Without the pictures, print each of the records below exactly as it appears.
● ● ● ●
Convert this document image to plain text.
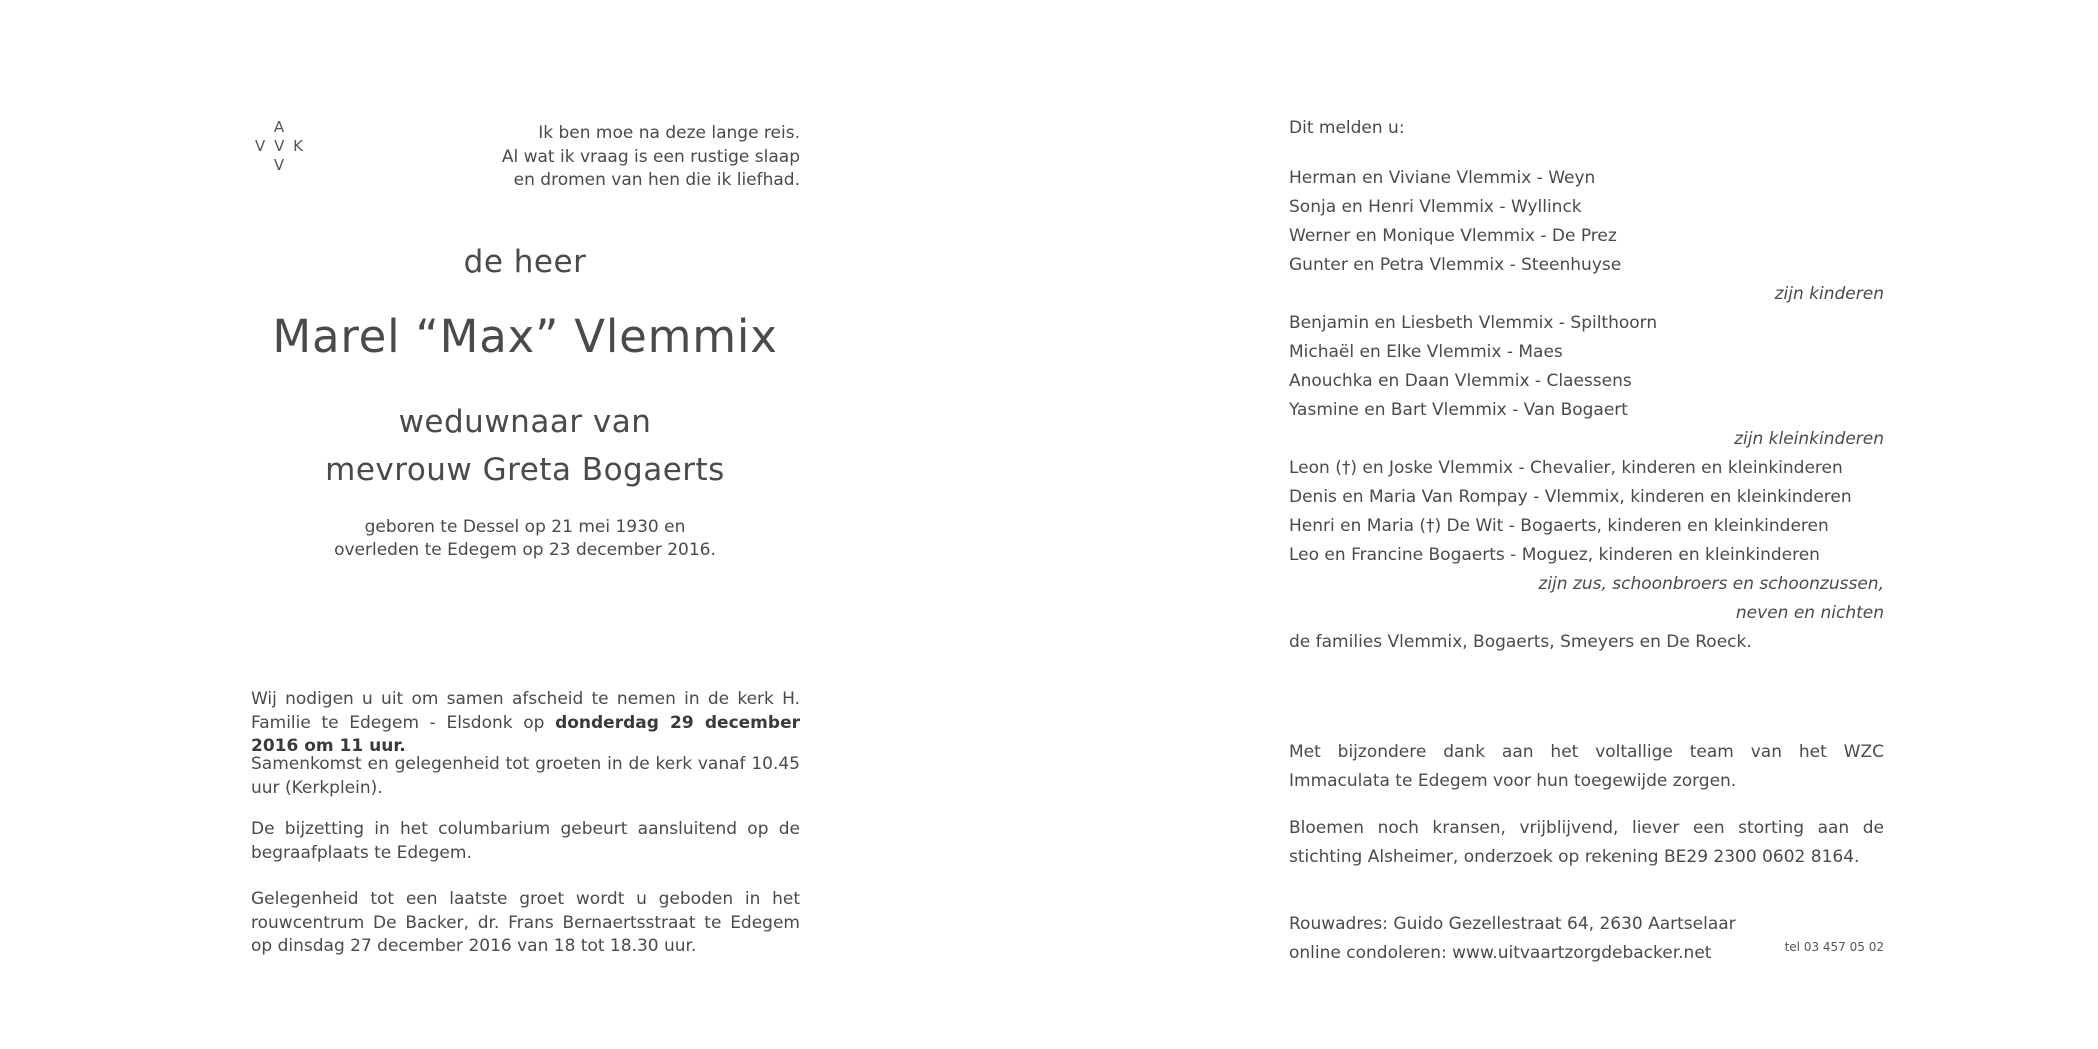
A
V V K
V
Ik ben moe na deze lange reis.
Al wat ik vraag is een rustige slaap
en dromen van hen die ik liefhad.
de heer
Marel “Max” Vlemmix
weduwnaar van
mevrouw Greta Bogaerts
geboren te Dessel op 21 mei 1930 en
overleden te Edegem op 23 december 2016.

Wij nodigen u uit om samen afscheid te nemen in de kerk H. Familie te Edegem - Elsdonk op donderdag 29 december 2016 om 11 uur.

Samenkomst en gelegenheid tot groeten in de kerk vanaf 10.45 uur (Kerkplein).

De bijzetting in het columbarium gebeurt aansluitend op de begraafplaats te Edegem.

Gelegenheid tot een laatste groet wordt u geboden in het rouwcentrum De Backer, dr. Frans Bernaertsstraat te Edegem op dinsdag 27 december 2016 van 18 tot 18.30 uur.

Dit melden u:
Herman en Viviane Vlemmix - Weyn
Sonja en Henri Vlemmix - Wyllinck
Werner en Monique Vlemmix - De Prez
Gunter en Petra Vlemmix - Steenhuyse
zijn kinderen
Benjamin en Liesbeth Vlemmix - Spilthoorn
Michaël en Elke Vlemmix - Maes
Anouchka en Daan Vlemmix - Claessens
Yasmine en Bart Vlemmix - Van Bogaert
zijn kleinkinderen
Leon (†) en Joske Vlemmix - Chevalier, kinderen en kleinkinderen
Denis en Maria Van Rompay - Vlemmix, kinderen en kleinkinderen
Henri en Maria (†) De Wit - Bogaerts, kinderen en kleinkinderen
Leo en Francine Bogaerts - Moguez, kinderen en kleinkinderen
zijn zus, schoonbroers en schoonzussen,
neven en nichten
de families Vlemmix, Bogaerts, Smeyers en De Roeck.

Met bijzondere dank aan het voltallige team van het WZC Immaculata te Edegem voor hun toegewijde zorgen.

Bloemen noch kransen, vrijblijvend, liever een storting aan de stichting Alsheimer, onderzoek op rekening BE29 2300 0602 8164.

Rouwadres: Guido Gezellestraat 64, 2630 Aartselaar
online condoleren: www.uitvaartzorgdebacker.net	tel 03 457 05 02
● ● ● ●
• **EXPECTED ANSWER**
Convert this document image to plain text.
A
V V K
V
Ik ben moe na deze lange reis.
Al wat ik vraag is een rustige slaap
en dromen van hen die ik liefhad.
de heer
Marel “Max” Vlemmix
weduwnaar van
mevrouw Greta Bogaerts
geboren te Dessel op 21 mei 1930 en
overleden te Edegem op 23 december 2016.

Wij nodigen u uit om samen afscheid te nemen in de kerk H. Familie te Edegem - Elsdonk op donderdag 29 december 2016 om 11 uur.

Samenkomst en gelegenheid tot groeten in de kerk vanaf 10.45 uur (Kerkplein).

De bijzetting in het columbarium gebeurt aansluitend op de begraafplaats te Edegem.

Gelegenheid tot een laatste groet wordt u geboden in het rouwcentrum De Backer, dr. Frans Bernaertsstraat te Edegem op dinsdag 27 december 2016 van 18 tot 18.30 uur.

Dit melden u:
Herman en Viviane Vlemmix - Weyn
Sonja en Henri Vlemmix - Wyllinck
Werner en Monique Vlemmix - De Prez
Gunter en Petra Vlemmix - Steenhuyse
zijn kinderen
Benjamin en Liesbeth Vlemmix - Spilthoorn
Michaël en Elke Vlemmix - Maes
Anouchka en Daan Vlemmix - Claessens
Yasmine en Bart Vlemmix - Van Bogaert
zijn kleinkinderen
Leon (†) en Joske Vlemmix - Chevalier, kinderen en kleinkinderen
Denis en Maria Van Rompay - Vlemmix, kinderen en kleinkinderen
Henri en Maria (†) De Wit - Bogaerts, kinderen en kleinkinderen
Leo en Francine Bogaerts - Moguez, kinderen en kleinkinderen
zijn zus, schoonbroers en schoonzussen,
neven en nichten
de families Vlemmix, Bogaerts, Smeyers en De Roeck.

Met bijzondere dank aan het voltallige team van het WZC Immaculata te Edegem voor hun toegewijde zorgen.

Bloemen noch kransen, vrijblijvend, liever een storting aan de stichting Alsheimer, onderzoek op rekening BE29 2300 0602 8164.

Rouwadres: Guido Gezellestraat 64, 2630 Aartselaar
online condoleren: www.uitvaartzorgdebacker.net	tel 03 457 05 02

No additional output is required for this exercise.